WHAT IS BEING ASKED: From the entries that follow, extract each line holding the string "label".

───

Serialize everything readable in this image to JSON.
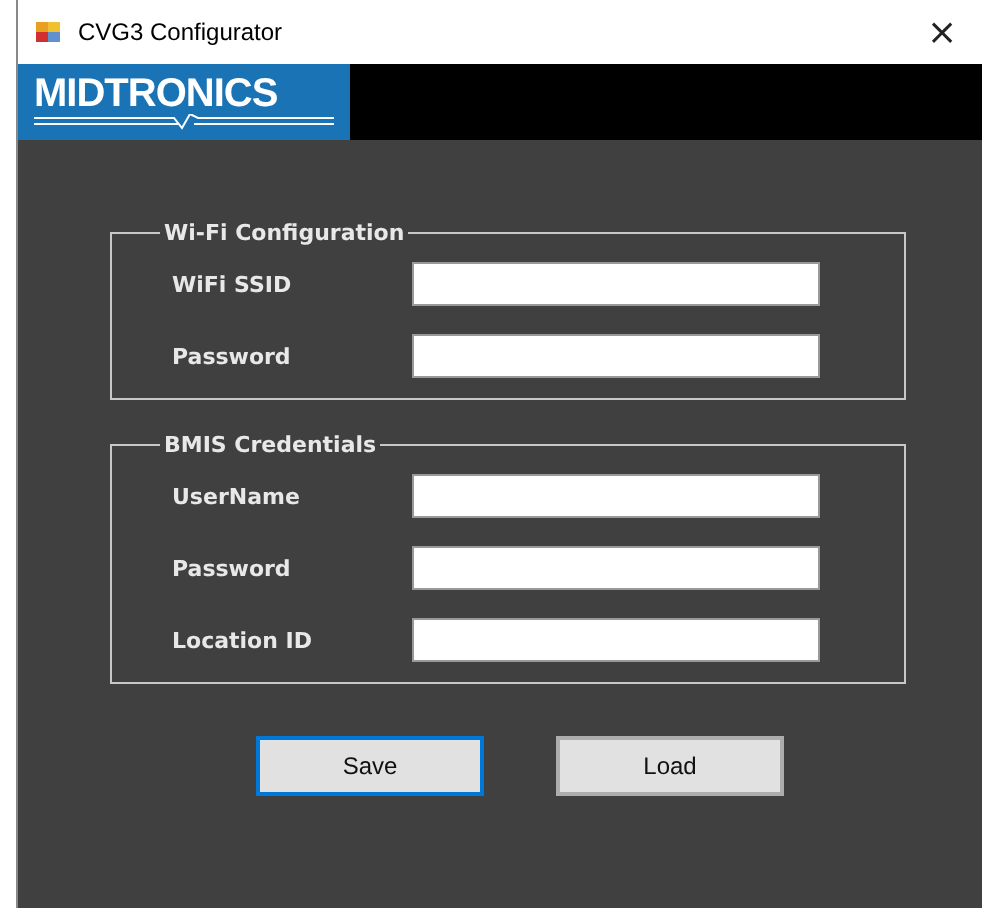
{
  "window": {
    "title": "CVG3 Configurator",
    "close": "×"
  },
  "logo": {
    "text": "MIDTRONICS"
  },
  "groups": [
    {
      "title": "Wi-Fi Configuration",
      "fields": [
        {
          "label": "WiFi SSID"
        },
        {
          "label": "Password"
        }
      ]
    },
    {
      "title": "BMIS Credentials",
      "fields": [
        {
          "label": "UserName"
        },
        {
          "label": "Password"
        },
        {
          "label": "Location ID"
        }
      ]
    }
  ],
  "buttons": [
    {
      "label": "Save",
      "focused": true
    },
    {
      "label": "Load",
      "focused": false
    }
  ]
}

───

SOLUTION FOR THIS TASK:
          "label": "WiFi SSID"
          "label": "Password"
          "label": "UserName"
          "label": "Password"
          "label": "Location ID"
      "label": "Save",
      "label": "Load",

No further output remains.